### BRIEF
Can you replace "embodiment" with "version" in the entries starting with the line containing "Patent image size: (867, 676)." and going on through the line containing "The relief valve R6 is at (649, 136).", leaving everything else in those lines unchanged?

### Stored items
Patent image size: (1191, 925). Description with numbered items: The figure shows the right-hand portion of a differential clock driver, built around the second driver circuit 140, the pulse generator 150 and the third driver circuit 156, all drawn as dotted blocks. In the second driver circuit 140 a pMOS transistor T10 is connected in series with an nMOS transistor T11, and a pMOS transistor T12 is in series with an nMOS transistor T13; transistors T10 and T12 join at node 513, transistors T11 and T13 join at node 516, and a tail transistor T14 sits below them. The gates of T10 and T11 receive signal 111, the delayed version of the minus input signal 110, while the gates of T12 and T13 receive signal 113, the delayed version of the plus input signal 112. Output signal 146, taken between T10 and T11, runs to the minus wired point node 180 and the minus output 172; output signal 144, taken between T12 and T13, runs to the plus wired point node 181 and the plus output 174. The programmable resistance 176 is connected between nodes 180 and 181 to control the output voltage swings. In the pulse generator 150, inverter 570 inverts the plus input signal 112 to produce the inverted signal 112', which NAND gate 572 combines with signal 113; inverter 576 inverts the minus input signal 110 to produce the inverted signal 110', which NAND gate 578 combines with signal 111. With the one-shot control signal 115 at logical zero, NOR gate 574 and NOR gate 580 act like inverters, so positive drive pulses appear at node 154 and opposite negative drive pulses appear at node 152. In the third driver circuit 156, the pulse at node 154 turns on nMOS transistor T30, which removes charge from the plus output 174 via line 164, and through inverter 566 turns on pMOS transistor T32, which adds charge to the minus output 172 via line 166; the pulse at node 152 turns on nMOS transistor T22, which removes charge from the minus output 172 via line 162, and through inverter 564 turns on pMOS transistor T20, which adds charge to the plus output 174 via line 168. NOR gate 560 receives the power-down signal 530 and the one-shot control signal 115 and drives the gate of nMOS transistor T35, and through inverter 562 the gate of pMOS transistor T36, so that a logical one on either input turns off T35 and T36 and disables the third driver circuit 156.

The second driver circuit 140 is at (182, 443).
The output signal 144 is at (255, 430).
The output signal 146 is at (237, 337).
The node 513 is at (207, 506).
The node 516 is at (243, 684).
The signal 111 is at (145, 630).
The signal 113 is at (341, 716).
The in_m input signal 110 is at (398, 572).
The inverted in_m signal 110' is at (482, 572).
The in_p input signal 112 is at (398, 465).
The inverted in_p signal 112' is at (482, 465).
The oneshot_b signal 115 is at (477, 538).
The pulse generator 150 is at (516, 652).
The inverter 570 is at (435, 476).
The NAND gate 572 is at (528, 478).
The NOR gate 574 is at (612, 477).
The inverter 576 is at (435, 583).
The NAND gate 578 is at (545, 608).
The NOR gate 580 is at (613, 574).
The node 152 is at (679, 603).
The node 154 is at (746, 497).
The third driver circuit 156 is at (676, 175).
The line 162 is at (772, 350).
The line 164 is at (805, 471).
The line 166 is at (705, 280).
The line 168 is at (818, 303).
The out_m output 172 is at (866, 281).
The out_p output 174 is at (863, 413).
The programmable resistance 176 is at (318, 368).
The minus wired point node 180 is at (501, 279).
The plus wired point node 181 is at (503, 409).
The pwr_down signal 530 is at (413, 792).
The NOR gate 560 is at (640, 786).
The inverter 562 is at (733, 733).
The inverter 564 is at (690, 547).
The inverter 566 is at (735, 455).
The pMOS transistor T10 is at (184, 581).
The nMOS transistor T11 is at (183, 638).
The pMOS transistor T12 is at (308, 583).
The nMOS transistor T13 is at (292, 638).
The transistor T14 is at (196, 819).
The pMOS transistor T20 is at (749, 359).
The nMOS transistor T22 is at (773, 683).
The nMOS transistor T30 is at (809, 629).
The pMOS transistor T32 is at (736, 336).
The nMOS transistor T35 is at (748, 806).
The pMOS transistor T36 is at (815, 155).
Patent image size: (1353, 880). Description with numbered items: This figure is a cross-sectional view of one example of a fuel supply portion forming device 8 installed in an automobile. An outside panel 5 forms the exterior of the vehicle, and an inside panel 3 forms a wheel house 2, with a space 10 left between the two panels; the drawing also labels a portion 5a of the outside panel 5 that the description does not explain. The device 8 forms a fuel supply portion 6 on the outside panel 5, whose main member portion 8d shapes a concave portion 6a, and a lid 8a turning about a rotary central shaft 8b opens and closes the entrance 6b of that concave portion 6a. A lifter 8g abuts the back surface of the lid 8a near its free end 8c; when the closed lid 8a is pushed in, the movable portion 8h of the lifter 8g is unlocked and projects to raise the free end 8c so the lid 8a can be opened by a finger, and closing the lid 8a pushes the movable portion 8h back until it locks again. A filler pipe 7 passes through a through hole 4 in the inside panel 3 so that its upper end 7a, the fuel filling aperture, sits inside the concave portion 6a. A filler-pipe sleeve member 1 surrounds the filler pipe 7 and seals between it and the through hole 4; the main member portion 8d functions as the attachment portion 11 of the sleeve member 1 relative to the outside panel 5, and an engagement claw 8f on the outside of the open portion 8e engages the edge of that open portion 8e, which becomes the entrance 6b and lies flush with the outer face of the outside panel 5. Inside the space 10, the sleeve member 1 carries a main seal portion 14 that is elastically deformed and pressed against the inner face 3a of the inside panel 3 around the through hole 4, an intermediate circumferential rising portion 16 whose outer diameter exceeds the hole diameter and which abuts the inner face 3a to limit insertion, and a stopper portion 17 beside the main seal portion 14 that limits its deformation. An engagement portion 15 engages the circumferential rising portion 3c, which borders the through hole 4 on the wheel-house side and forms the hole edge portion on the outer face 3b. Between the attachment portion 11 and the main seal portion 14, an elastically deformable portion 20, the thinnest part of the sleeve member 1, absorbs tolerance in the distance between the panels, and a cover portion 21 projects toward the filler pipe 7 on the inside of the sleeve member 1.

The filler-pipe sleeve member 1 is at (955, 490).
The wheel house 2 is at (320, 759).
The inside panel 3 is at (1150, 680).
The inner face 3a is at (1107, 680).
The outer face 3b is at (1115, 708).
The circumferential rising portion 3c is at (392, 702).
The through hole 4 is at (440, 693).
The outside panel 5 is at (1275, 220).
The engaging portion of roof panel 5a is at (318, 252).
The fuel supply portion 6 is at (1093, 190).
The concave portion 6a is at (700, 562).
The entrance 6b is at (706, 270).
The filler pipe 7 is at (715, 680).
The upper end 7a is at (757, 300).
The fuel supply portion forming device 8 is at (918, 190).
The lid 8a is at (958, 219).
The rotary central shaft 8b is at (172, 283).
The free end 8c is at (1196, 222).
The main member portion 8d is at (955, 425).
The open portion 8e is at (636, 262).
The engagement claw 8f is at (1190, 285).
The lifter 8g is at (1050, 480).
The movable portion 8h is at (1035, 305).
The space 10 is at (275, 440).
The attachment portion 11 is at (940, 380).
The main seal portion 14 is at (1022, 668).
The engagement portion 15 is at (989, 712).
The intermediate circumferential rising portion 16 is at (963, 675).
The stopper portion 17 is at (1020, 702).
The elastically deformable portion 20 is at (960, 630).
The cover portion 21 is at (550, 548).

...

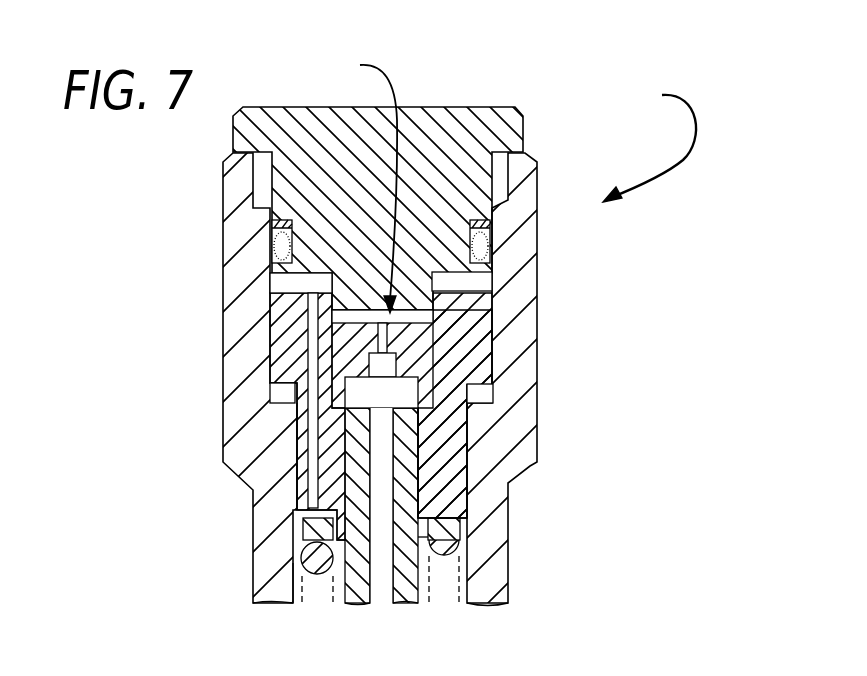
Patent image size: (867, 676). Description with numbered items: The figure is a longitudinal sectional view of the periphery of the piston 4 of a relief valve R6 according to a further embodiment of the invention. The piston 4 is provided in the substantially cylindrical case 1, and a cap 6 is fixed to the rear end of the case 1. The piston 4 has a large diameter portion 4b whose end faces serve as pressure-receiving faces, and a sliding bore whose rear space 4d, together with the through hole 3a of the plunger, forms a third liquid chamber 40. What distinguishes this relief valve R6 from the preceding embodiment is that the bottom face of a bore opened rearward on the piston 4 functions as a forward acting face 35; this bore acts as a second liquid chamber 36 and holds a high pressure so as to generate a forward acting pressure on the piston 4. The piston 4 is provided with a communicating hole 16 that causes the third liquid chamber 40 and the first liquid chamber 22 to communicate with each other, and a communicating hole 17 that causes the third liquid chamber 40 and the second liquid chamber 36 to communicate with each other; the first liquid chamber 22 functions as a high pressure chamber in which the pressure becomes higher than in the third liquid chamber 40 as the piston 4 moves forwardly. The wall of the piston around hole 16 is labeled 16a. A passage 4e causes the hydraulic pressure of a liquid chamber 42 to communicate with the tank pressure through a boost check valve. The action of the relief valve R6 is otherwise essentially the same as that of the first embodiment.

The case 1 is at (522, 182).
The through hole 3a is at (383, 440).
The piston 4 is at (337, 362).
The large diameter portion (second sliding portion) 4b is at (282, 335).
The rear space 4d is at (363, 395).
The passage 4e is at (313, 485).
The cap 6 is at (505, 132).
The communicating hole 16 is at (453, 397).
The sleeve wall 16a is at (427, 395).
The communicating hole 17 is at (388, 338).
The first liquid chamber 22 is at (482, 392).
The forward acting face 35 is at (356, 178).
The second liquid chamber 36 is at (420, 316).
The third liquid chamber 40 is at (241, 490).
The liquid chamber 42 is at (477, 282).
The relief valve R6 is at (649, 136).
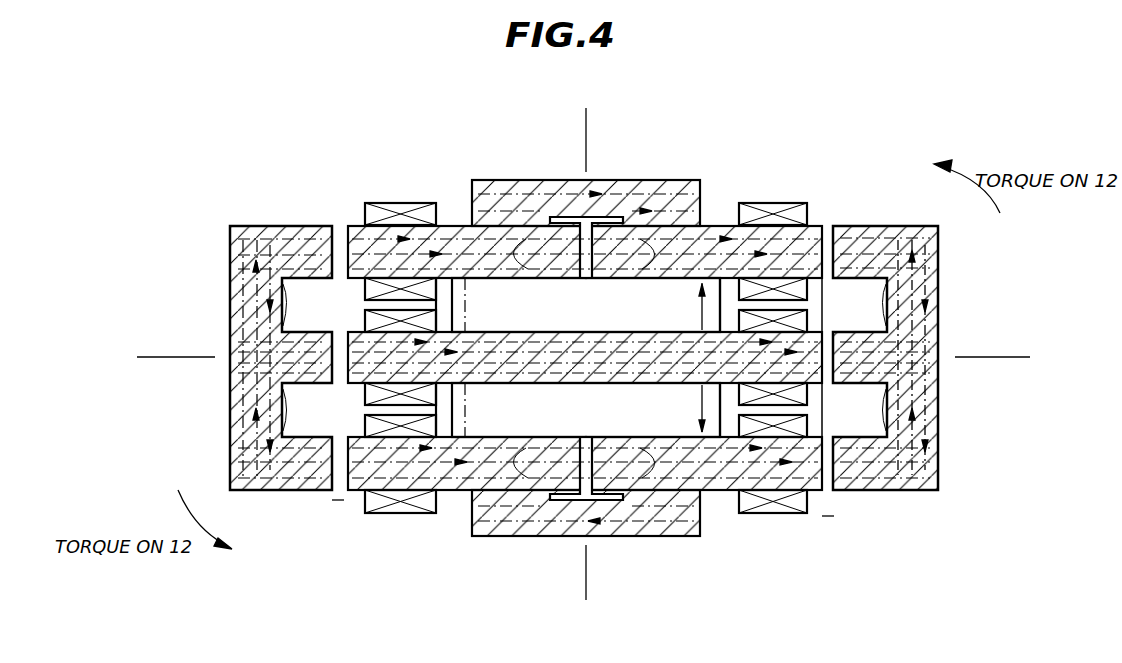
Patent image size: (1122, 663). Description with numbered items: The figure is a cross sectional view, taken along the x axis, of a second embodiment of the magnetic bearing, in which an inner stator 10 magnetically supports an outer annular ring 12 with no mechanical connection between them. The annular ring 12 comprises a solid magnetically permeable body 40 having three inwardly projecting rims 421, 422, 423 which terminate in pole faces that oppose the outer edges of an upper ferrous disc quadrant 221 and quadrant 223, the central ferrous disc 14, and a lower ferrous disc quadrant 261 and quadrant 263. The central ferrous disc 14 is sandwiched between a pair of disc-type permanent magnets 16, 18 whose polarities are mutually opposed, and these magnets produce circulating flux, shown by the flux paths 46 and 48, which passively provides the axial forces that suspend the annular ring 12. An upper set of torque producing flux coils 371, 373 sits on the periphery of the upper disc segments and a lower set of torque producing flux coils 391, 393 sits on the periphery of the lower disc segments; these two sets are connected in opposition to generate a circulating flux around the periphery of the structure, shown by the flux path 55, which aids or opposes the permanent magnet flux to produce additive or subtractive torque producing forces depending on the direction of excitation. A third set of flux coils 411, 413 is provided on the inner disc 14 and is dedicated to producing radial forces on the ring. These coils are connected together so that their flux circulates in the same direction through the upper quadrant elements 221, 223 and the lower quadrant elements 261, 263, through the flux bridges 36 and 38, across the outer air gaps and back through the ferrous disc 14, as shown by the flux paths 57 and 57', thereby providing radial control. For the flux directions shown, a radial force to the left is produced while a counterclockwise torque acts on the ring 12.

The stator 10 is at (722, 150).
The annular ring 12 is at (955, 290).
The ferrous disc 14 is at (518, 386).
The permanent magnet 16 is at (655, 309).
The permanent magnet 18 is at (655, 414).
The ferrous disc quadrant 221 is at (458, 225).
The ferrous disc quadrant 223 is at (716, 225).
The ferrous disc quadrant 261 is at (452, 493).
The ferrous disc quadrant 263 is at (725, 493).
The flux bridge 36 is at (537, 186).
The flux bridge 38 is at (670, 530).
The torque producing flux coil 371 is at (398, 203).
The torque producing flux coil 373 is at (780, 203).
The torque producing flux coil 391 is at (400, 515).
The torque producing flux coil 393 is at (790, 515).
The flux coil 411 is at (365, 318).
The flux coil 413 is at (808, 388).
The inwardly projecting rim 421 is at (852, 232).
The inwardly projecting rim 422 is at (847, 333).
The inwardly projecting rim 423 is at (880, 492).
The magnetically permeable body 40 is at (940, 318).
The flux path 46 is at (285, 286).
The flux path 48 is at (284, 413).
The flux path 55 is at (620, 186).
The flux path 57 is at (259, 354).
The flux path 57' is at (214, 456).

### TASK ANSWER
Patent image size: (867, 676). Description with numbered items: The figure is a longitudinal sectional view of the periphery of the piston 4 of a relief valve R6 according to a further version of the invention. The piston 4 is provided in the substantially cylindrical case 1, and a cap 6 is fixed to the rear end of the case 1. The piston 4 has a large diameter portion 4b whose end faces serve as pressure-receiving faces, and a sliding bore whose rear space 4d, together with the through hole 3a of the plunger, forms a third liquid chamber 40. What distinguishes this relief valve R6 from the preceding version is that the bottom face of a bore opened rearward on the piston 4 functions as a forward acting face 35; this bore acts as a second liquid chamber 36 and holds a high pressure so as to generate a forward acting pressure on the piston 4. The piston 4 is provided with a communicating hole 16 that causes the third liquid chamber 40 and the first liquid chamber 22 to communicate with each other, and a communicating hole 17 that causes the third liquid chamber 40 and the second liquid chamber 36 to communicate with each other; the first liquid chamber 22 functions as a high pressure chamber in which the pressure becomes higher than in the third liquid chamber 40 as the piston 4 moves forwardly. The wall of the piston around hole 16 is labeled 16a. A passage 4e causes the hydraulic pressure of a liquid chamber 42 to communicate with the tank pressure through a boost check valve. The action of the relief valve R6 is otherwise essentially the same as that of the first version.

The case 1 is at (522, 182).
The through hole 3a is at (383, 440).
The piston 4 is at (337, 362).
The large diameter portion (second sliding portion) 4b is at (282, 335).
The rear space 4d is at (363, 395).
The passage 4e is at (313, 485).
The cap 6 is at (505, 132).
The communicating hole 16 is at (453, 397).
The sleeve wall 16a is at (427, 395).
The communicating hole 17 is at (388, 338).
The first liquid chamber 22 is at (482, 392).
The forward acting face 35 is at (356, 178).
The second liquid chamber 36 is at (420, 316).
The third liquid chamber 40 is at (241, 490).
The liquid chamber 42 is at (477, 282).
The relief valve R6 is at (649, 136).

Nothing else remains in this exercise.